Stated goal>
Take the records underneath and set them down exactly.

Dataset items
──────────────────────────────

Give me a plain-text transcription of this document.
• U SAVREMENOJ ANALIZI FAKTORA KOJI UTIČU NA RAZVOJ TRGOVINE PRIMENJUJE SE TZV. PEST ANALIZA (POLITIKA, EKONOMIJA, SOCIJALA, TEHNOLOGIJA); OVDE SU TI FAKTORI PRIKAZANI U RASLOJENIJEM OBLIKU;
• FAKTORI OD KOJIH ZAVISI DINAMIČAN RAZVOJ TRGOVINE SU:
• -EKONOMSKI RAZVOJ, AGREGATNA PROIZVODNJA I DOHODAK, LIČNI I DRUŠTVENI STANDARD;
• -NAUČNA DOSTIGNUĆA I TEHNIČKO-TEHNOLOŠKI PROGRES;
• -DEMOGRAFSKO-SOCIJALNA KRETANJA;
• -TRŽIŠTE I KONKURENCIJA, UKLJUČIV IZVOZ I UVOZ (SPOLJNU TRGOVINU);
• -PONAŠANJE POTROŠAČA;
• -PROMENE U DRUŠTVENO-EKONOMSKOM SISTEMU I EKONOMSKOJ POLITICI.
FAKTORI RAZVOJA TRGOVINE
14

──────────────────────────────

Solution>
Give me a plain-text transcription of this document.
• U SAVREMENOJ ANALIZI FAKTORA KOJI UTIČU NA RAZVOJ TRGOVINE PRIMENJUJE SE TZV. PEST ANALIZA (POLITIKA, EKONOMIJA, SOCIJALA, TEHNOLOGIJA); OVDE SU TI FAKTORI PRIKAZANI U RASLOJENIJEM OBLIKU;
• FAKTORI OD KOJIH ZAVISI DINAMIČAN RAZVOJ TRGOVINE SU:
• -EKONOMSKI RAZVOJ, AGREGATNA PROIZVODNJA I DOHODAK, LIČNI I DRUŠTVENI STANDARD;
• -NAUČNA DOSTIGNUĆA I TEHNIČKO-TEHNOLOŠKI PROGRES;
• -DEMOGRAFSKO-SOCIJALNA KRETANJA;
• -TRŽIŠTE I KONKURENCIJA, UKLJUČIV IZVOZ I UVOZ (SPOLJNU TRGOVINU);
• -PONAŠANJE POTROŠAČA;
• -PROMENE U DRUŠTVENO-EKONOMSKOM SISTEMU I EKONOMSKOJ POLITICI.
FAKTORI RAZVOJA TRGOVINE
14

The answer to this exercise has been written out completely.